___ Records for this task
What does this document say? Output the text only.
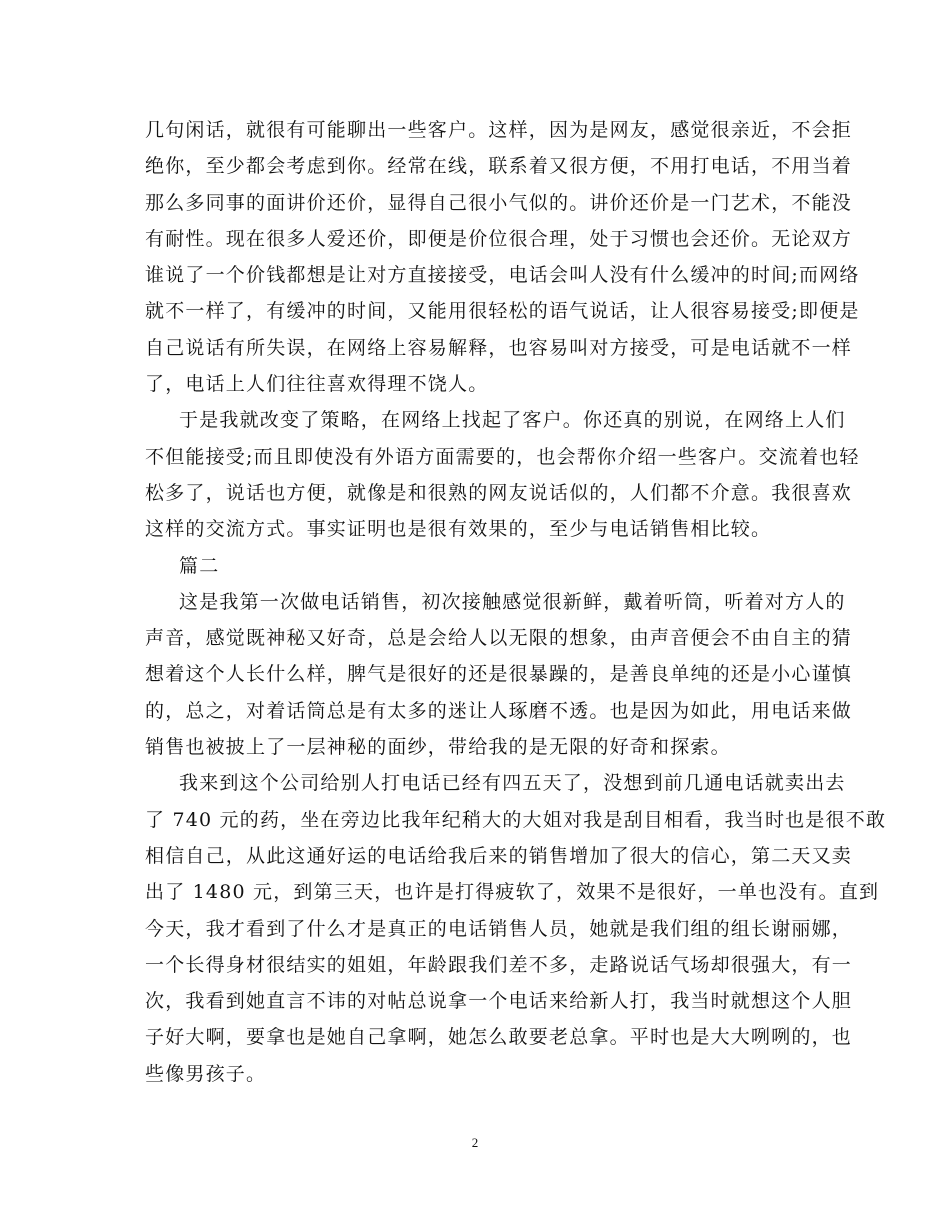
几句闲话，就很有可能聊出一些客户。这样，因为是网友，感觉很亲近，不会拒
绝你，至少都会考虑到你。经常在线，联系着又很方便，不用打电话，不用当着
那么多同事的面讲价还价，显得自己很小气似的。讲价还价是一门艺术，不能没
有耐性。现在很多人爱还价，即便是价位很合理，处于习惯也会还价。无论双方
谁说了一个价钱都想是让对方直接接受，电话会叫人没有什么缓冲的时间;而网络
就不一样了，有缓冲的时间，又能用很轻松的语气说话，让人很容易接受;即便是
自己说话有所失误，在网络上容易解释，也容易叫对方接受，可是电话就不一样
了，电话上人们往往喜欢得理不饶人。
于是我就改变了策略，在网络上找起了客户。你还真的别说，在网络上人们
不但能接受;而且即使没有外语方面需要的，也会帮你介绍一些客户。交流着也轻
松多了，说话也方便，就像是和很熟的网友说话似的，人们都不介意。我很喜欢
这样的交流方式。事实证明也是很有效果的，至少与电话销售相比较。
篇二
这是我第一次做电话销售，初次接触感觉很新鲜，戴着听筒，听着对方人的
声音，感觉既神秘又好奇，总是会给人以无限的想象，由声音便会不由自主的猜
想着这个人长什么样，脾气是很好的还是很暴躁的，是善良单纯的还是小心谨慎
的，总之，对着话筒总是有太多的迷让人琢磨不透。也是因为如此，用电话来做
销售也被披上了一层神秘的面纱，带给我的是无限的好奇和探索。
我来到这个公司给别人打电话已经有四五天了，没想到前几通电话就卖出去
了 740 元的药，坐在旁边比我年纪稍大的大姐对我是刮目相看，我当时也是很不敢
相信自己，从此这通好运的电话给我后来的销售增加了很大的信心，第二天又卖
出了 1480 元，到第三天，也许是打得疲软了，效果不是很好，一单也没有。直到
今天，我才看到了什么才是真正的电话销售人员，她就是我们组的组长谢丽娜，
一个长得身材很结实的姐姐，年龄跟我们差不多，走路说话气场却很强大，有一
次，我看到她直言不讳的对帖总说拿一个电话来给新人打，我当时就想这个人胆
子好大啊，要拿也是她自己拿啊，她怎么敢要老总拿。平时也是大大咧咧的，也
些像男孩子。
2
______
- [Aim]
From the entries above, output every line exactly and omit any image.

- [Result below]
What does this document say? Output the text only.
几句闲话，就很有可能聊出一些客户。这样，因为是网友，感觉很亲近，不会拒
绝你，至少都会考虑到你。经常在线，联系着又很方便，不用打电话，不用当着
那么多同事的面讲价还价，显得自己很小气似的。讲价还价是一门艺术，不能没
有耐性。现在很多人爱还价，即便是价位很合理，处于习惯也会还价。无论双方
谁说了一个价钱都想是让对方直接接受，电话会叫人没有什么缓冲的时间;而网络
就不一样了，有缓冲的时间，又能用很轻松的语气说话，让人很容易接受;即便是
自己说话有所失误，在网络上容易解释，也容易叫对方接受，可是电话就不一样
了，电话上人们往往喜欢得理不饶人。
于是我就改变了策略，在网络上找起了客户。你还真的别说，在网络上人们
不但能接受;而且即使没有外语方面需要的，也会帮你介绍一些客户。交流着也轻
松多了，说话也方便，就像是和很熟的网友说话似的，人们都不介意。我很喜欢
这样的交流方式。事实证明也是很有效果的，至少与电话销售相比较。
篇二
这是我第一次做电话销售，初次接触感觉很新鲜，戴着听筒，听着对方人的
声音，感觉既神秘又好奇，总是会给人以无限的想象，由声音便会不由自主的猜
想着这个人长什么样，脾气是很好的还是很暴躁的，是善良单纯的还是小心谨慎
的，总之，对着话筒总是有太多的迷让人琢磨不透。也是因为如此，用电话来做
销售也被披上了一层神秘的面纱，带给我的是无限的好奇和探索。
我来到这个公司给别人打电话已经有四五天了，没想到前几通电话就卖出去
了 740 元的药，坐在旁边比我年纪稍大的大姐对我是刮目相看，我当时也是很不敢
相信自己，从此这通好运的电话给我后来的销售增加了很大的信心，第二天又卖
出了 1480 元，到第三天，也许是打得疲软了，效果不是很好，一单也没有。直到
今天，我才看到了什么才是真正的电话销售人员，她就是我们组的组长谢丽娜，
一个长得身材很结实的姐姐，年龄跟我们差不多，走路说话气场却很强大，有一
次，我看到她直言不讳的对帖总说拿一个电话来给新人打，我当时就想这个人胆
子好大啊，要拿也是她自己拿啊，她怎么敢要老总拿。平时也是大大咧咧的，也
些像男孩子。
2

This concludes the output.